Source data

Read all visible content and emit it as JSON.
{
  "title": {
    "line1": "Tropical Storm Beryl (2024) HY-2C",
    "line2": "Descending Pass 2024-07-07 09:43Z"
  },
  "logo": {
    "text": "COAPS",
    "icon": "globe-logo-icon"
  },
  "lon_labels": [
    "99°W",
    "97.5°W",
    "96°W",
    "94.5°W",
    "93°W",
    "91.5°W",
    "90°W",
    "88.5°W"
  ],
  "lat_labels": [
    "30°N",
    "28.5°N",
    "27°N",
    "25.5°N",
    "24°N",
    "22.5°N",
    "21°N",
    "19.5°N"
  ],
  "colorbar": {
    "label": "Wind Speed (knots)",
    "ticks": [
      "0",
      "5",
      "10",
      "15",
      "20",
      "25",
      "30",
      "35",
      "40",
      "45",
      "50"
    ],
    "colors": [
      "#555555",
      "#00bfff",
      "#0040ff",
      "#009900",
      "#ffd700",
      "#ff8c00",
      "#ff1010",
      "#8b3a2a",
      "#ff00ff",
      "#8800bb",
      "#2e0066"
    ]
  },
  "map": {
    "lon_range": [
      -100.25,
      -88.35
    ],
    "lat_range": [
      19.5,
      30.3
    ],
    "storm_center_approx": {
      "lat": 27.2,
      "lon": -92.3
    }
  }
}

▸ **Exercise instructions**:
Copy each line of the data exactly, leaving nothing out.

▸ **Answer to this exercise**:
Read all visible content and emit it as JSON.
{
  "title": {
    "line1": "Tropical Storm Beryl (2024) HY-2C",
    "line2": "Descending Pass 2024-07-07 09:43Z"
  },
  "logo": {
    "text": "COAPS",
    "icon": "globe-logo-icon"
  },
  "lon_labels": [
    "99°W",
    "97.5°W",
    "96°W",
    "94.5°W",
    "93°W",
    "91.5°W",
    "90°W",
    "88.5°W"
  ],
  "lat_labels": [
    "30°N",
    "28.5°N",
    "27°N",
    "25.5°N",
    "24°N",
    "22.5°N",
    "21°N",
    "19.5°N"
  ],
  "colorbar": {
    "label": "Wind Speed (knots)",
    "ticks": [
      "0",
      "5",
      "10",
      "15",
      "20",
      "25",
      "30",
      "35",
      "40",
      "45",
      "50"
    ],
    "colors": [
      "#555555",
      "#00bfff",
      "#0040ff",
      "#009900",
      "#ffd700",
      "#ff8c00",
      "#ff1010",
      "#8b3a2a",
      "#ff00ff",
      "#8800bb",
      "#2e0066"
    ]
  },
  "map": {
    "lon_range": [
      -100.25,
      -88.35
    ],
    "lat_range": [
      19.5,
      30.3
    ],
    "storm_center_approx": {
      "lat": 27.2,
      "lon": -92.3
    }
  }
}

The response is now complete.